**Exercise brief**
Lines that contain the string "finances" are to be copied; leave out all others.

**Data in this exercise**
■ ■ ■ ■ ■ ■ ■

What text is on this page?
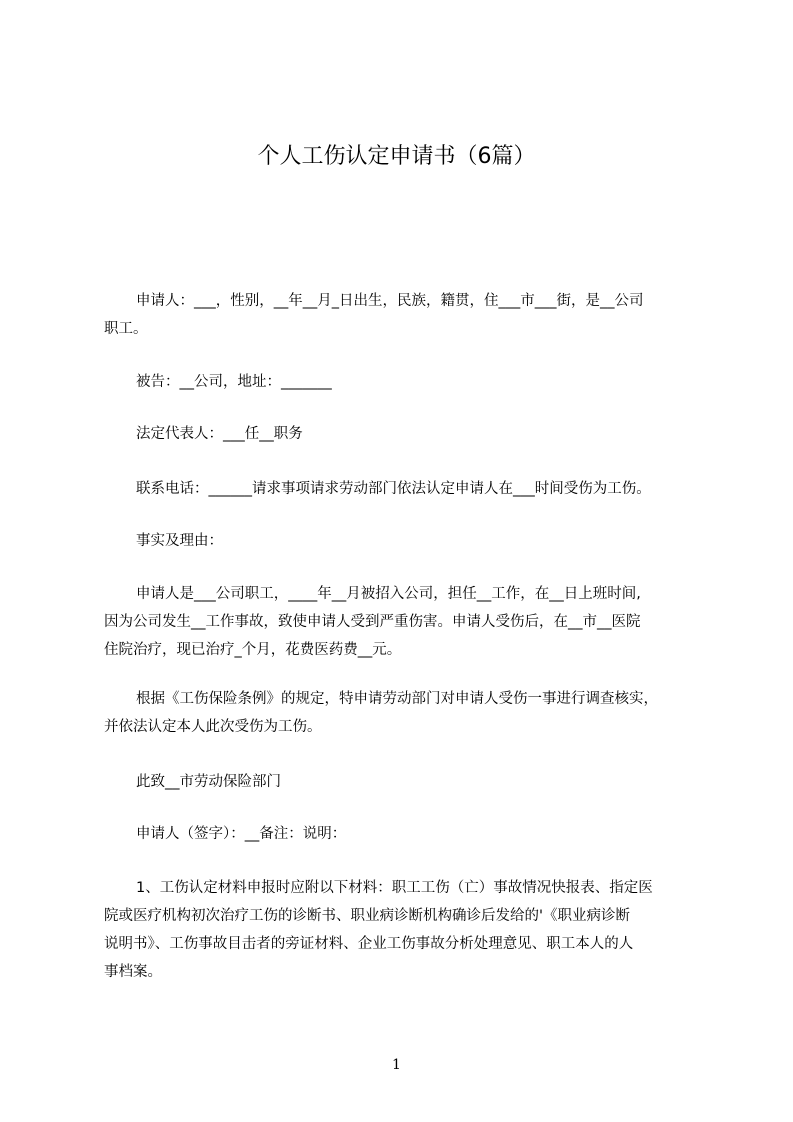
个人工伤认定申请书（6篇）

申请人：___，性别，__年__月_日出生，民族，籍贯，住___市___街，是__公司
职工。

被告：__公司，地址：_______

法定代表人：___任__职务

联系电话：______请求事项请求劳动部门依法认定申请人在___时间受伤为工伤。

事实及理由：

申请人是___公司职工，____年__月被招入公司，担任__工作，在__日上班时间,
因为公司发生__工作事故，致使申请人受到严重伤害。申请人受伤后，在__市__医院
住院治疗，现已治疗_个月，花费医药费__元。

根据《工伤保险条例》的规定，特申请劳动部门对申请人受伤一事进行调查核实，
并依法认定本人此次受伤为工伤。

此致__市劳动保险部门

申请人（签字）：__备注：说明：

1、工伤认定材料申报时应附以下材料：职工工伤（亡）事故情况快报表、指定医
院或医疗机构初次治疗工伤的诊断书、职业病诊断机构确诊后发给的'《职业病诊断
说明书》、工伤事故目击者的旁证材料、企业工伤事故分析处理意见、职工本人的人
事档案。

1
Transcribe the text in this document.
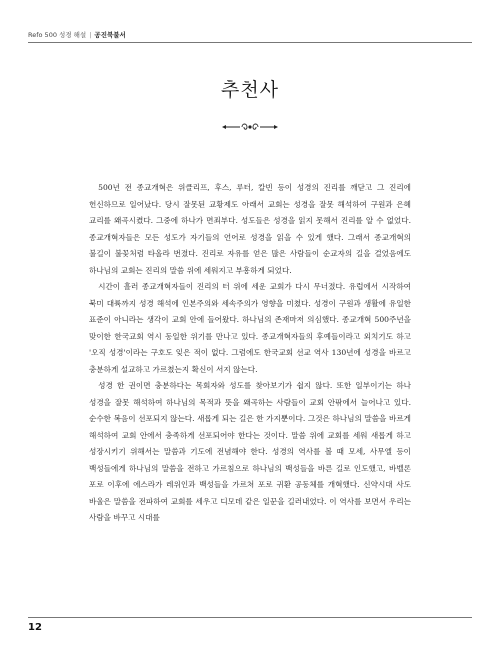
Refo 500 성경 해설 | 공진북불서
추천사

500년 전 종교개혁은 위클리프, 후스, 루터, 칼빈 등이 성경의 진리를 깨닫고 그 진리에 헌신하므로 일어났다. 당시 잘못된 교황제도 아래서 교회는 성경을 잘못 해석하여 구원과 은혜 교리를 왜곡시켰다. 그중에 하나가 면죄부다. 성도들은 성경을 읽지 못해서 진리를 알 수 없었다. 종교개혁자들은 모든 성도가 자기들의 언어로 성경을 읽을 수 있게 했다. 그래서 종교개혁의 불길이 불꽃처럼 타올라 번졌다. 진리로 자유를 얻은 많은 사람들이 순교자의 길을 걸었음에도 하나님의 교회는 진리의 말씀 위에 세워지고 부흥하게 되었다.

시간이 흘러 종교개혁자들이 진리의 터 위에 세운 교회가 다시 무너졌다. 유럽에서 시작하여 북미 대륙까지 성경 해석에 인본주의와 세속주의가 영향을 미쳤다. 성경이 구원과 생활에 유일한 표준이 아니라는 생각이 교회 안에 들어왔다. 하나님의 존재마저 의심했다. 종교개혁 500주년을 맞이한 한국교회 역시 동일한 위기를 만나고 있다. 종교개혁자들의 후예들이라고 외치기도 하고 '오직 성경'이라는 구호도 잊은 적이 없다. 그럼에도 한국교회 선교 역사 130년에 성경을 바르고 충분하게 설교하고 가르쳤는지 확신이 서지 않는다.

성경 한 권이면 충분하다는 목회자와 성도를 찾아보기가 쉽지 않다. 또한 일부이기는 하나 성경을 잘못 해석하여 하나님의 목적과 뜻을 왜곡하는 사람들이 교회 안팎에서 늘어나고 있다. 순수한 복음이 선포되지 않는다. 새롭게 되는 길은 한 가지뿐이다. 그것은 하나님의 말씀을 바르게 해석하여 교회 안에서 충족하게 선포되어야 한다는 것이다. 말씀 위에 교회를 세워 새롭게 하고 성장시키기 위해서는 말씀과 기도에 전념해야 한다. 성경의 역사를 볼 때 모세, 사무엘 등이 백성들에게 하나님의 말씀을 전하고 가르침으로 하나님의 백성들을 바른 길로 인도했고, 바벨론 포로 이후에 에스라가 레위인과 백성들을 가르쳐 포로 귀환 공동체를 개혁했다. 신약시대 사도 바울은 말씀을 전파하여 교회를 세우고 디모데 같은 일꾼을 길러내었다. 이 역사를 보면서 우리는 사람을 바꾸고 시대를

12
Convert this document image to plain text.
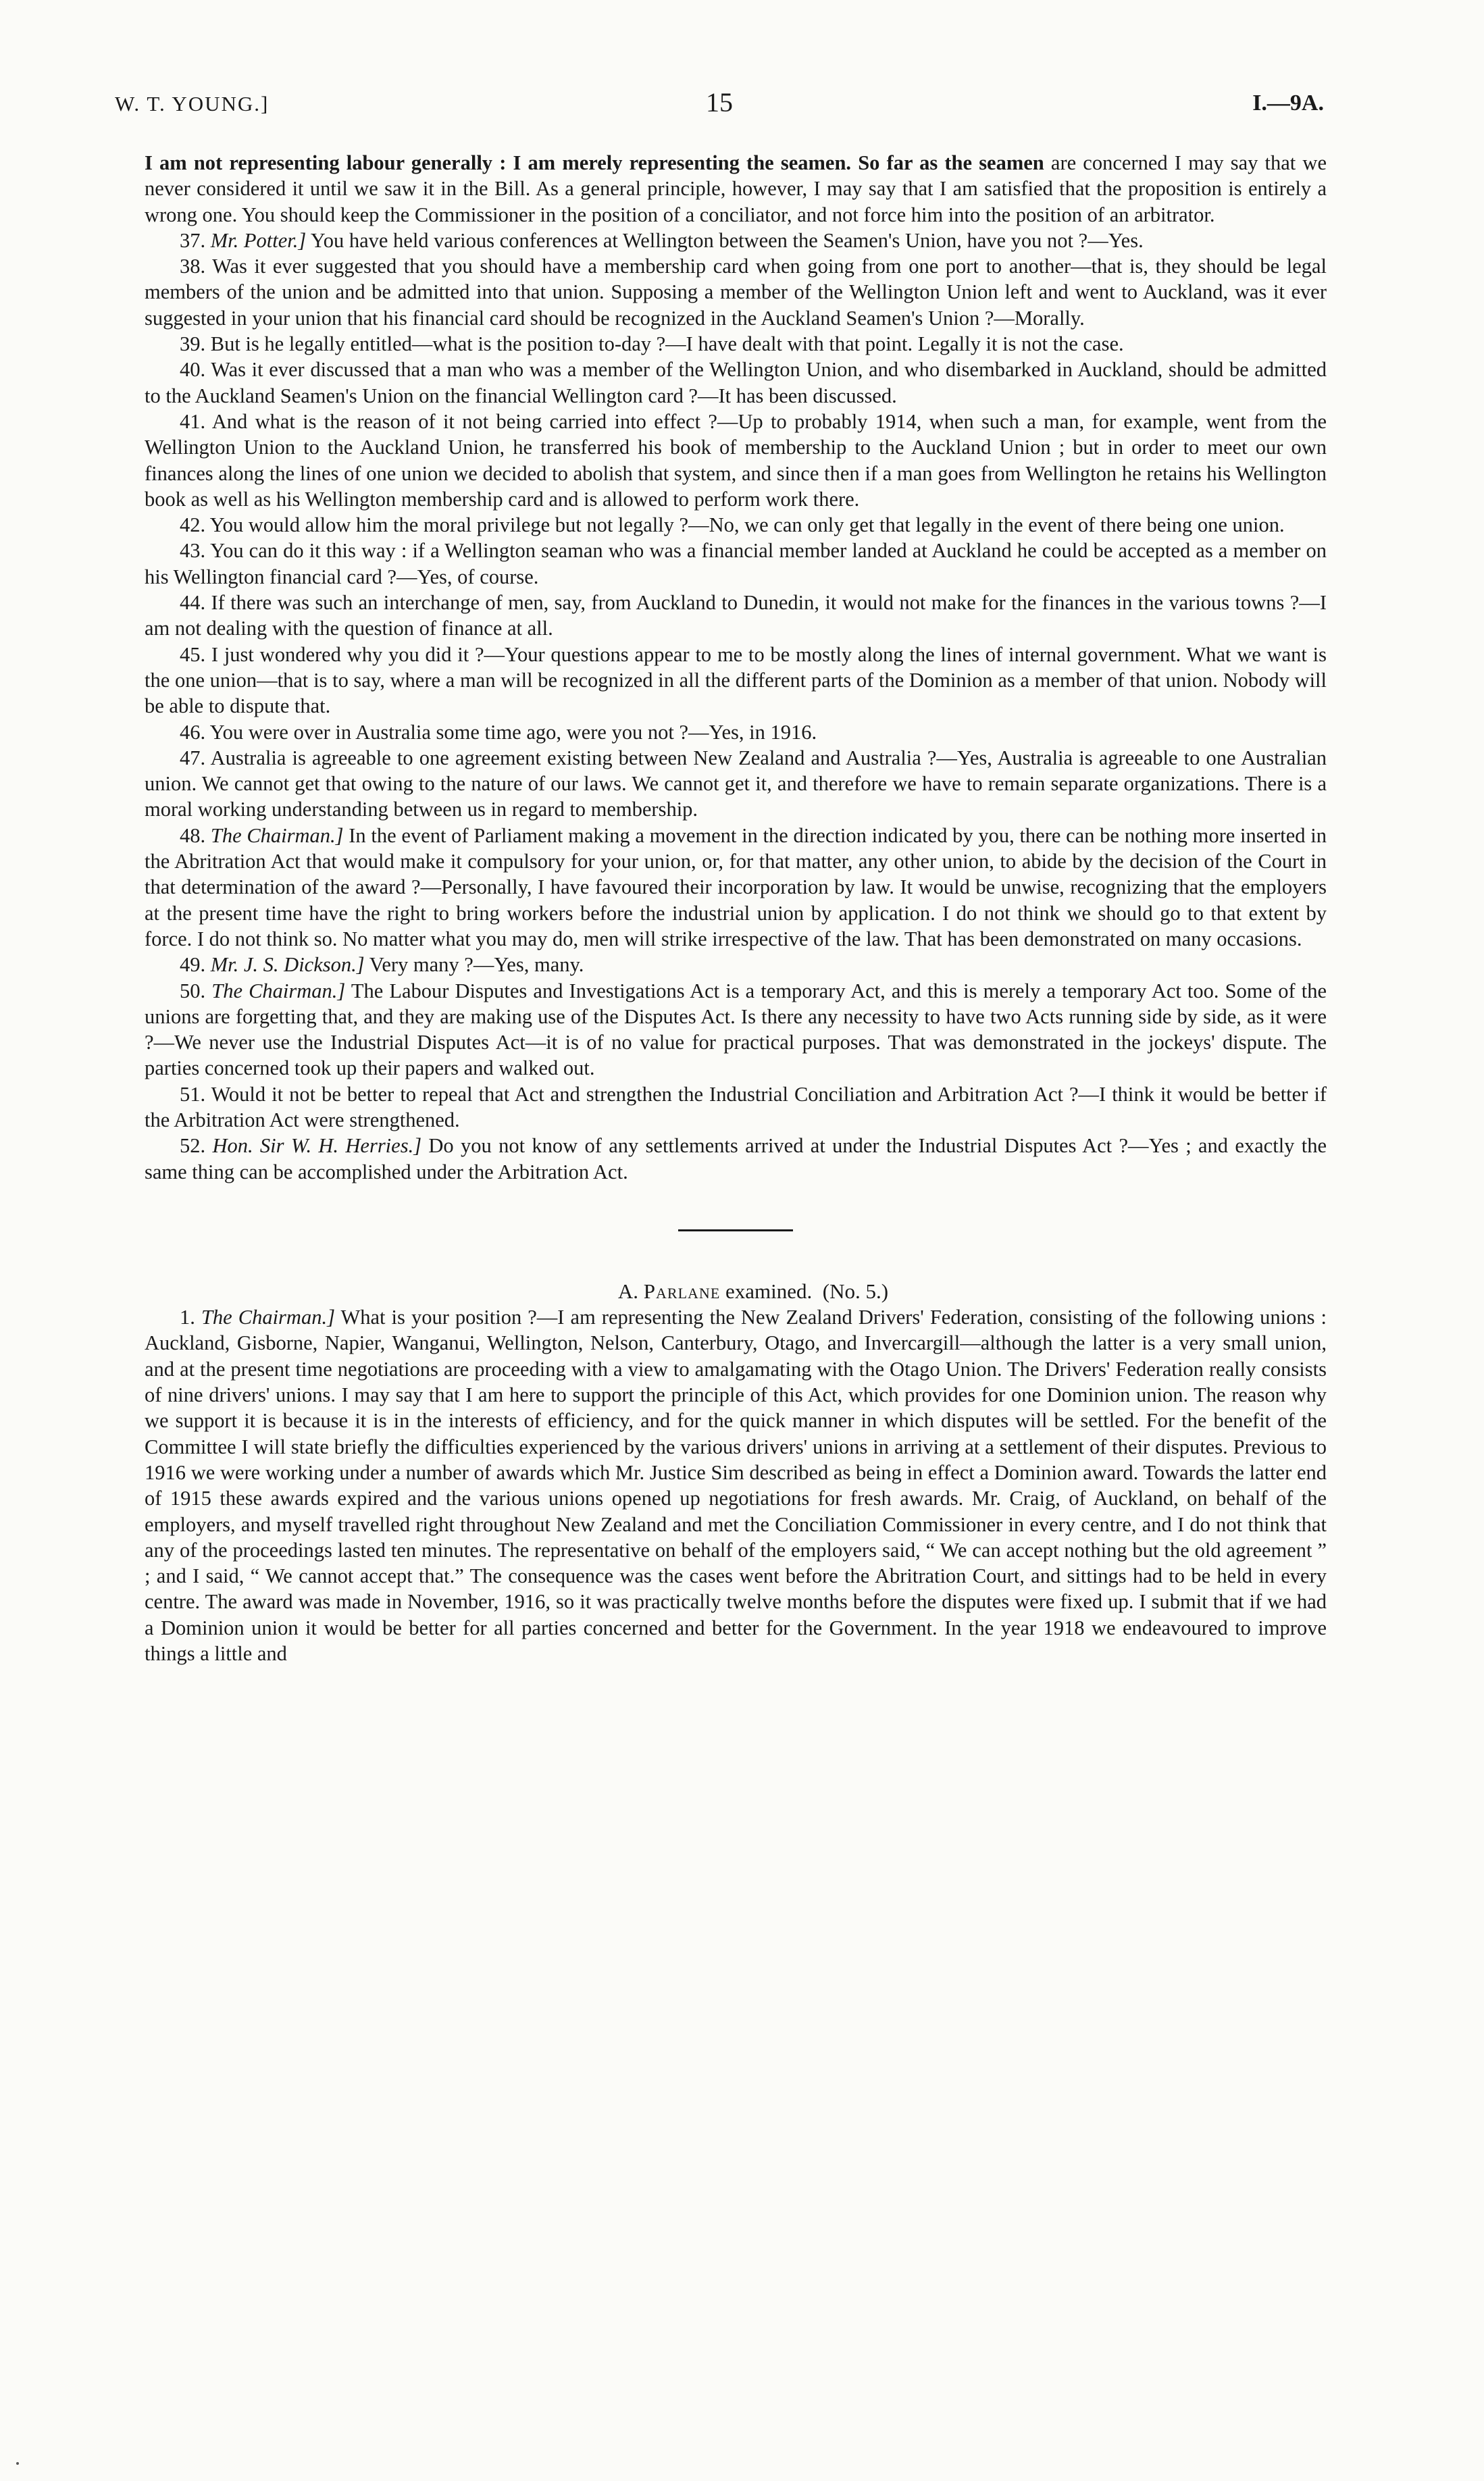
W. T. YOUNG.]	15	I.—9A.

I am not representing labour generally : I am merely representing the seamen. So far as the seamen are concerned I may say that we never considered it until we saw it in the Bill. As a general principle, however, I may say that I am satisfied that the proposition is entirely a wrong one. You should keep the Commissioner in the position of a conciliator, and not force him into the position of an arbitrator.

37. Mr. Potter.] You have held various conferences at Wellington between the Seamen's Union, have you not ?—Yes.

38. Was it ever suggested that you should have a membership card when going from one port to another—that is, they should be legal members of the union and be admitted into that union. Supposing a member of the Wellington Union left and went to Auckland, was it ever suggested in your union that his financial card should be recognized in the Auckland Seamen's Union ?—Morally.

39. But is he legally entitled—what is the position to-day ?—I have dealt with that point. Legally it is not the case.

40. Was it ever discussed that a man who was a member of the Wellington Union, and who disembarked in Auckland, should be admitted to the Auckland Seamen's Union on the financial Wellington card ?—It has been discussed.

41. And what is the reason of it not being carried into effect ?—Up to probably 1914, when such a man, for example, went from the Wellington Union to the Auckland Union, he transferred his book of membership to the Auckland Union ; but in order to meet our own finances along the lines of one union we decided to abolish that system, and since then if a man goes from Wellington he retains his Wellington book as well as his Wellington membership card and is allowed to perform work there.

42. You would allow him the moral privilege but not legally ?—No, we can only get that legally in the event of there being one union.

43. You can do it this way : if a Wellington seaman who was a financial member landed at Auckland he could be accepted as a member on his Wellington financial card ?—Yes, of course.

44. If there was such an interchange of men, say, from Auckland to Dunedin, it would not make for the finances in the various towns ?—I am not dealing with the question of finance at all.

45. I just wondered why you did it ?—Your questions appear to me to be mostly along the lines of internal government. What we want is the one union—that is to say, where a man will be recognized in all the different parts of the Dominion as a member of that union. Nobody will be able to dispute that.

46. You were over in Australia some time ago, were you not ?—Yes, in 1916.

47. Australia is agreeable to one agreement existing between New Zealand and Australia ?—Yes, Australia is agreeable to one Australian union. We cannot get that owing to the nature of our laws. We cannot get it, and therefore we have to remain separate organizations. There is a moral working understanding between us in regard to membership.

48. The Chairman.] In the event of Parliament making a movement in the direction indicated by you, there can be nothing more inserted in the Abritration Act that would make it compulsory for your union, or, for that matter, any other union, to abide by the decision of the Court in that determination of the award ?—Personally, I have favoured their incorporation by law. It would be unwise, recognizing that the employers at the present time have the right to bring workers before the industrial union by application. I do not think we should go to that extent by force. I do not think so. No matter what you may do, men will strike irrespective of the law. That has been demonstrated on many occasions.

49. Mr. J. S. Dickson.] Very many ?—Yes, many.

50. The Chairman.] The Labour Disputes and Investigations Act is a temporary Act, and this is merely a temporary Act too. Some of the unions are forgetting that, and they are making use of the Disputes Act. Is there any necessity to have two Acts running side by side, as it were ?—We never use the Industrial Disputes Act—it is of no value for practical purposes. That was demonstrated in the jockeys' dispute. The parties concerned took up their papers and walked out.

51. Would it not be better to repeal that Act and strengthen the Industrial Conciliation and Arbitration Act ?—I think it would be better if the Arbitration Act were strengthened.

52. Hon. Sir W. H. Herries.] Do you not know of any settlements arrived at under the Industrial Disputes Act ?—Yes ; and exactly the same thing can be accomplished under the Arbitration Act.

A. Parlane examined. (No. 5.)

1. The Chairman.] What is your position ?—I am representing the New Zealand Drivers' Federation, consisting of the following unions : Auckland, Gisborne, Napier, Wanganui, Wellington, Nelson, Canterbury, Otago, and Invercargill—although the latter is a very small union, and at the present time negotiations are proceeding with a view to amalgamating with the Otago Union. The Drivers' Federation really consists of nine drivers' unions. I may say that I am here to support the principle of this Act, which provides for one Dominion union. The reason why we support it is because it is in the interests of efficiency, and for the quick manner in which disputes will be settled. For the benefit of the Committee I will state briefly the difficulties experienced by the various drivers' unions in arriving at a settlement of their disputes. Previous to 1916 we were working under a number of awards which Mr. Justice Sim described as being in effect a Dominion award. Towards the latter end of 1915 these awards expired and the various unions opened up negotiations for fresh awards. Mr. Craig, of Auckland, on behalf of the employers, and myself travelled right throughout New Zealand and met the Conciliation Commissioner in every centre, and I do not think that any of the proceedings lasted ten minutes. The representative on behalf of the employers said, “ We can accept nothing but the old agreement ” ; and I said, “ We cannot accept that.” The consequence was the cases went before the Abritration Court, and sittings had to be held in every centre. The award was made in November, 1916, so it was practically twelve months before the disputes were fixed up. I submit that if we had a Dominion union it would be better for all parties concerned and better for the Government. In the year 1918 we endeavoured to improve things a little and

■ ■ ■ ■ ■ ■ ■

**The output**
41. And what is the reason of it not being carried into effect ?—Up to probably 1914, when such a man, for example, went from the Wellington Union to the Auckland Union, he transferred his book of membership to the Auckland Union ; but in order to meet our own finances along the lines of one union we decided to abolish that system, and since then if a man goes from Wellington he retains his Wellington book as well as his Wellington membership card and is allowed to perform work there.
44. If there was such an interchange of men, say, from Auckland to Dunedin, it would not make for the finances in the various towns ?—I am not dealing with the question of finance at all.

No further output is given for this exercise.